* Problem statement
Find and copy every line in the records that includes the string "obdržíte".

* Records for the exercise
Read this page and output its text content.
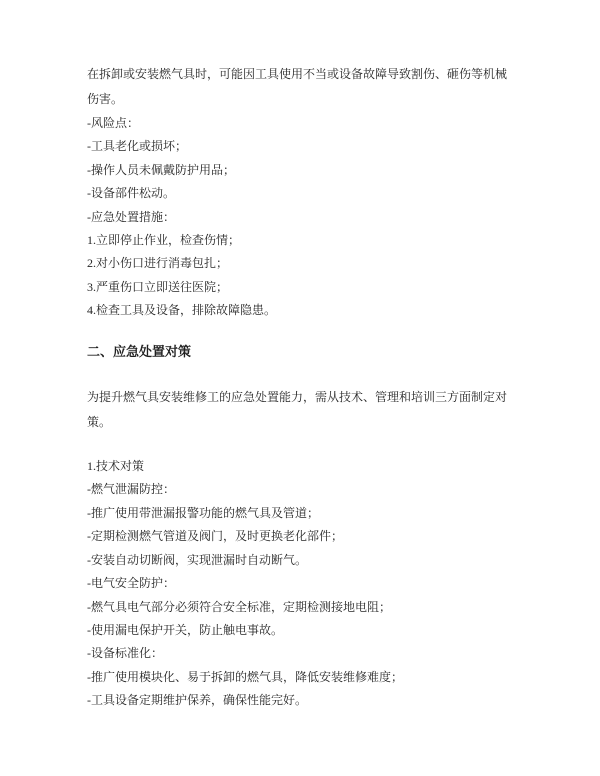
在拆卸或安装燃气具时，可能因工具使用不当或设备故障导致割伤、砸伤等机械伤害。

-风险点：
-工具老化或损坏；
-操作人员未佩戴防护用品；
-设备部件松动。
-应急处置措施：
1.立即停止作业，检查伤情；
2.对小伤口进行消毒包扎；
3.严重伤口立即送往医院；
4.检查工具及设备，排除故障隐患。
二、应急处置对策

为提升燃气具安装维修工的应急处置能力，需从技术、管理和培训三方面制定对策。

1.技术对策
-燃气泄漏防控：
-推广使用带泄漏报警功能的燃气具及管道；
-定期检测燃气管道及阀门，及时更换老化部件；
-安装自动切断阀，实现泄漏时自动断气。
-电气安全防护：
-燃气具电气部分必须符合安全标准，定期检测接地电阻；
-使用漏电保护开关，防止触电事故。
-设备标准化：
-推广使用模块化、易于拆卸的燃气具，降低安装维修难度；
-工具设备定期维护保养，确保性能完好。
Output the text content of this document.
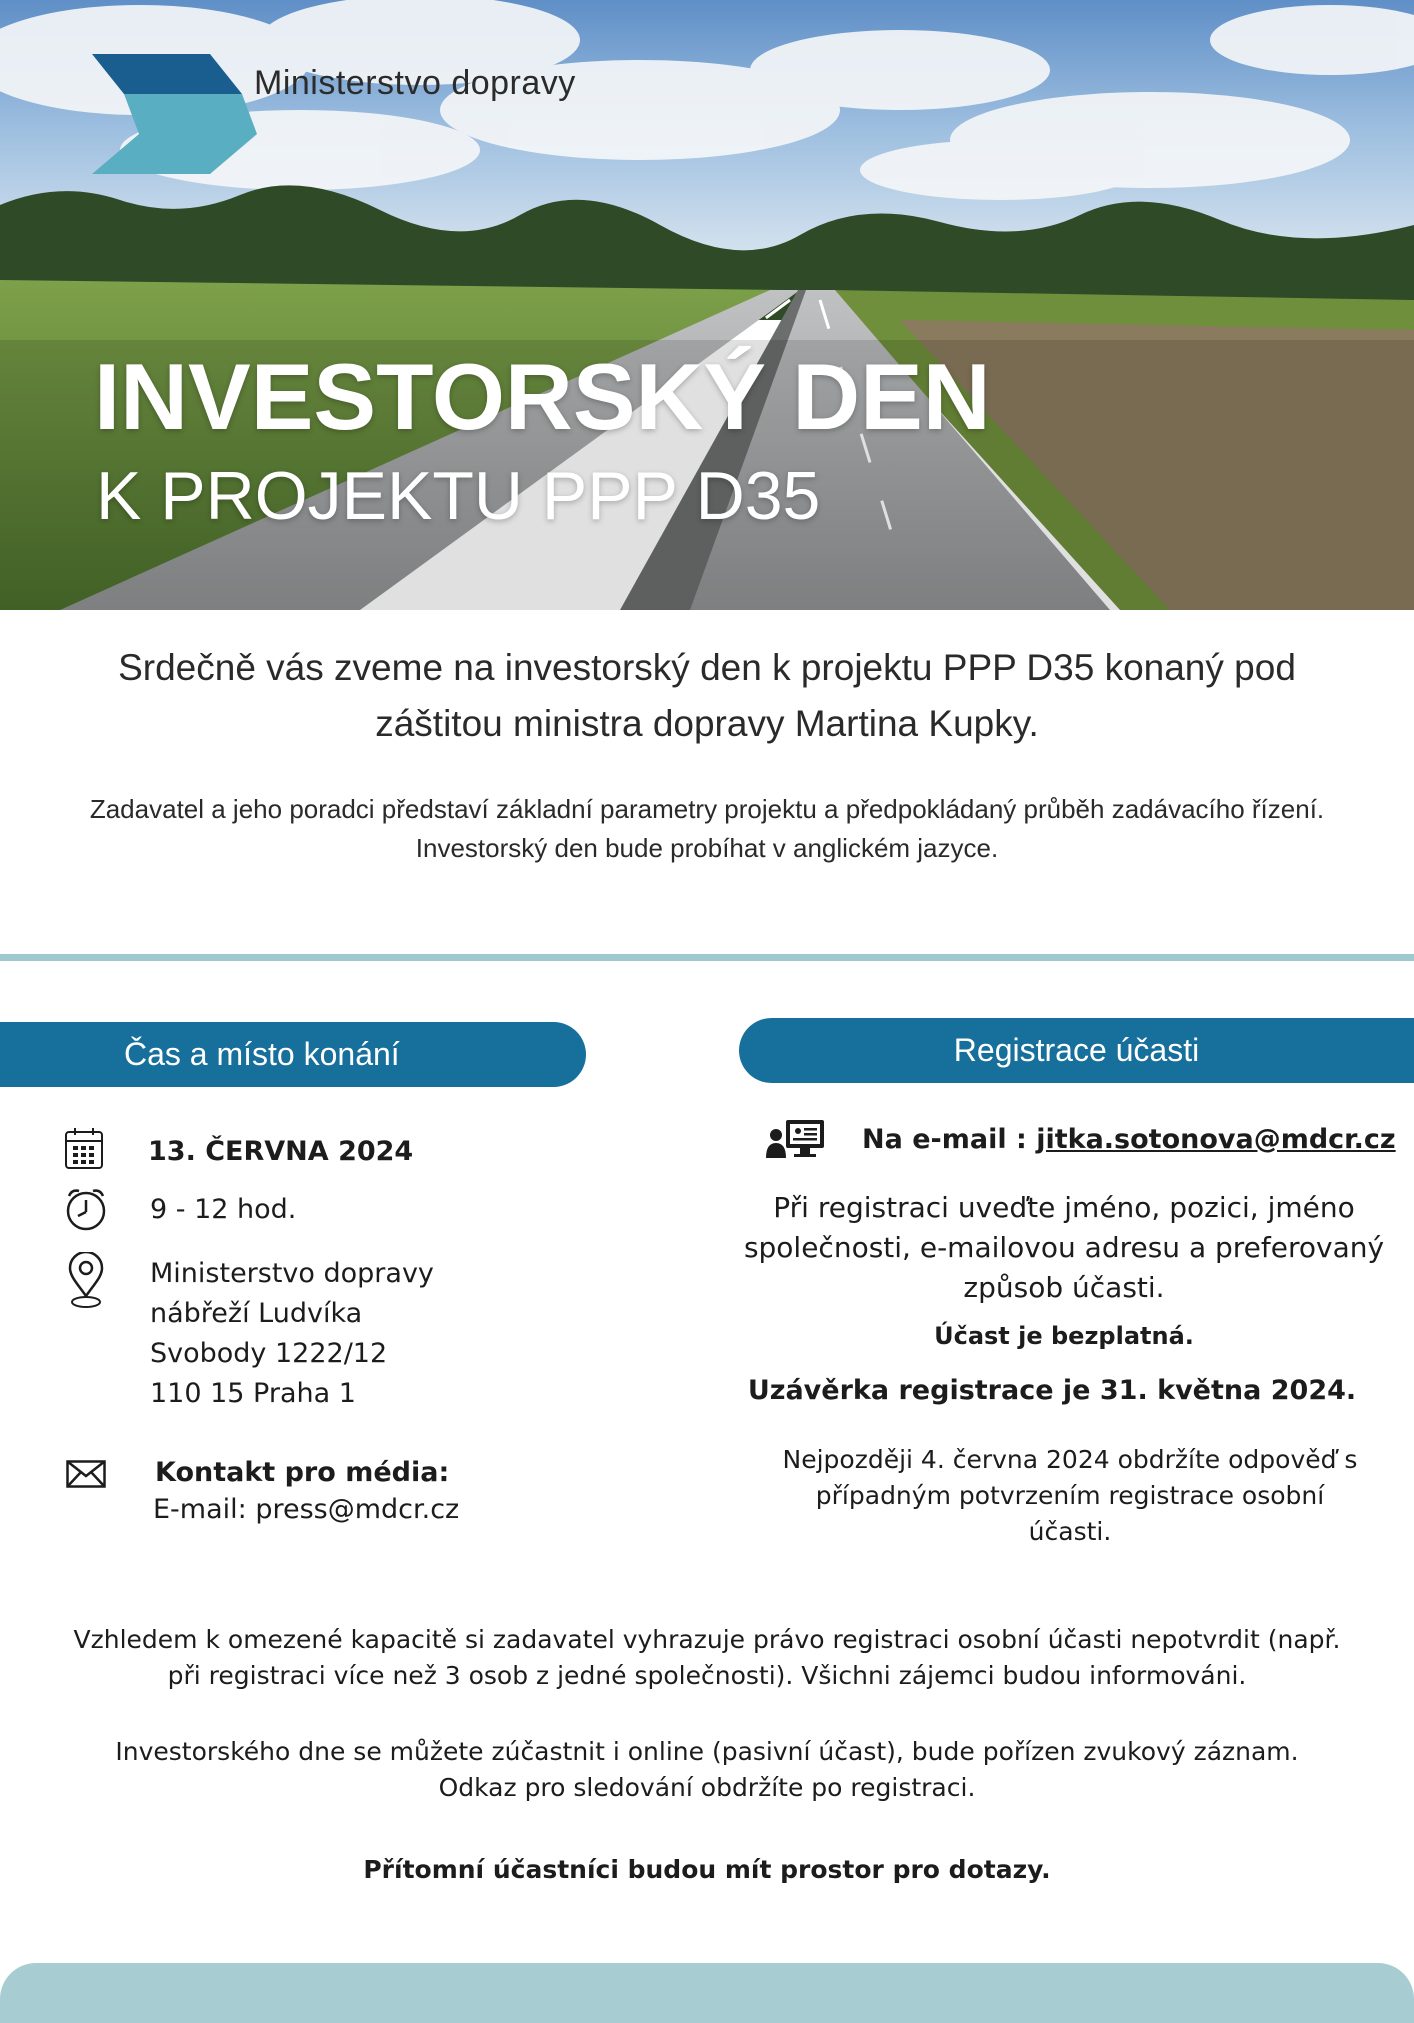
Ministerstvo dopravy
INVESTORSKÝ DEN
K PROJEKTU PPP D35
Srdečně vás zveme na investorský den k projektu PPP D35 konaný pod záštitou ministra dopravy Martina Kupky.
Zadavatel a jeho poradci představí základní parametry projektu a předpokládaný průběh zadávacího řízení. Investorský den bude probíhat v anglickém jazyce.
Čas a místo konání	Registrace účasti
13. ČERVNA 2024
9 - 12 hod.
Ministerstvo dopravy
nábřeží Ludvíka
Svobody 1222/12
110 15 Praha 1
Kontakt pro média:
E-mail: press@mdcr.cz
Na e-mail : jitka.sotonova@mdcr.cz
Při registraci uveďte jméno, pozici, jméno společnosti, e-mailovou adresu a preferovaný způsob účasti.
Účast je bezplatná.
Uzávěrka registrace je 31. května 2024.
Nejpozději 4. června 2024 obdržíte odpověď s případným potvrzením registrace osobní účasti.
Vzhledem k omezené kapacitě si zadavatel vyhrazuje právo registraci osobní účasti nepotvrdit (např. při registraci více než 3 osob z jedné společnosti). Všichni zájemci budou informováni.
Investorského dne se můžete zúčastnit i online (pasivní účast), bude pořízen zvukový záznam.
Odkaz pro sledování obdržíte po registraci.
Přítomní účastníci budou mít prostor pro dotazy.
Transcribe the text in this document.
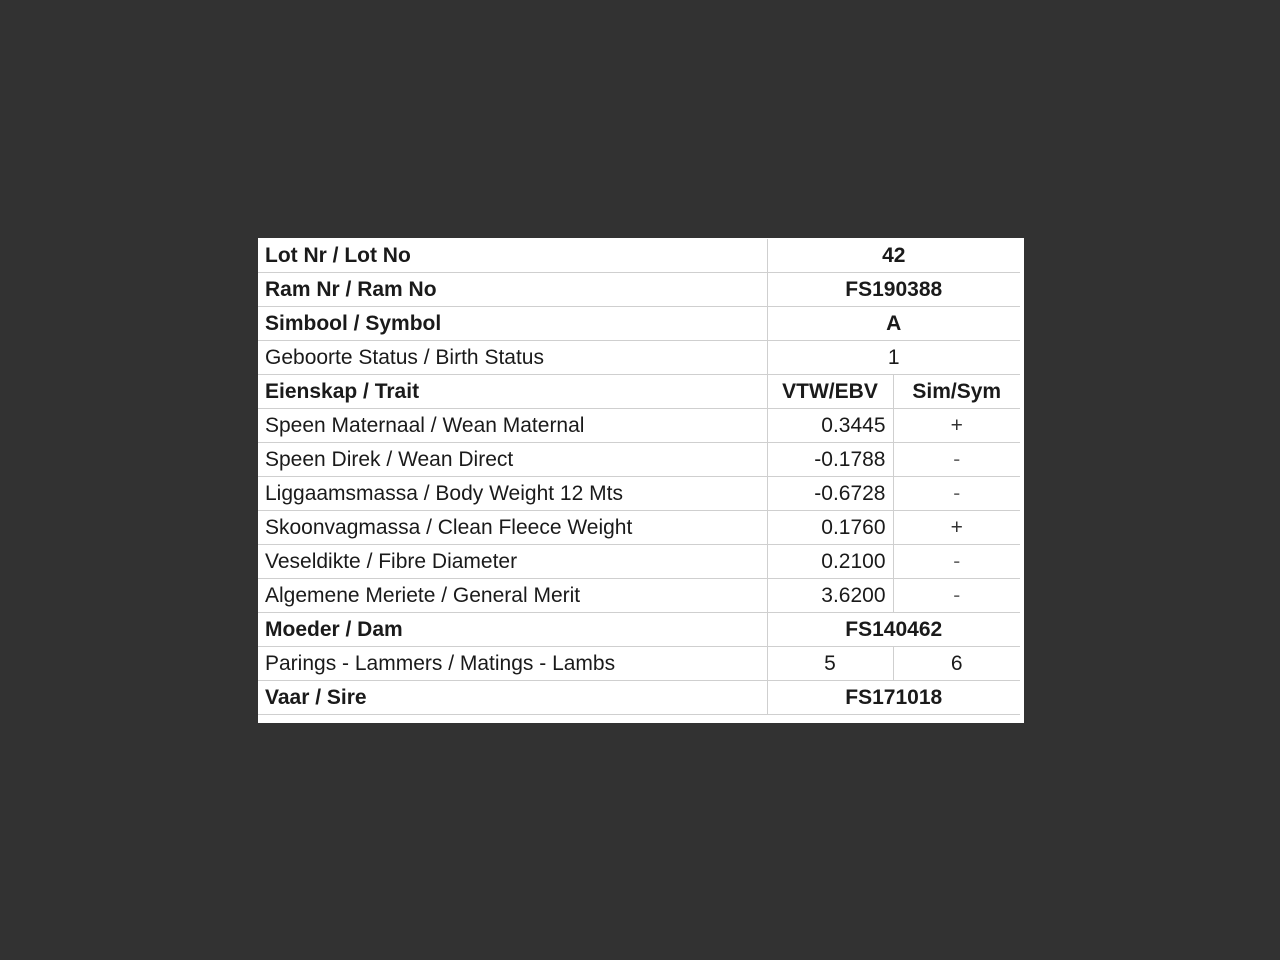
Lot Nr / Lot No	42	
Ram Nr / Ram No	FS190388	
Simbool / Symbol	A	
Geboorte Status / Birth Status	1	
Eienskap / Trait	VTW/EBV	Sim/Sym
Speen Maternaal / Wean Maternal	0.3445	+
Speen Direk / Wean Direct	-0.1788	-
Liggaamsmassa / Body Weight 12 Mts	-0.6728	-
Skoonvagmassa / Clean Fleece Weight	0.1760	+
Veseldikte / Fibre Diameter	0.2100	-
Algemene Meriete / General Merit	3.6200	-
Moeder / Dam	FS140462	
Parings - Lammers / Matings - Lambs	5	6
Vaar / Sire	FS171018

* Written reply
Nejpozději 4. června 2024 obdržíte odpověď s případným potvrzením registrace osobní účasti.
Odkaz pro sledování obdržíte po registraci.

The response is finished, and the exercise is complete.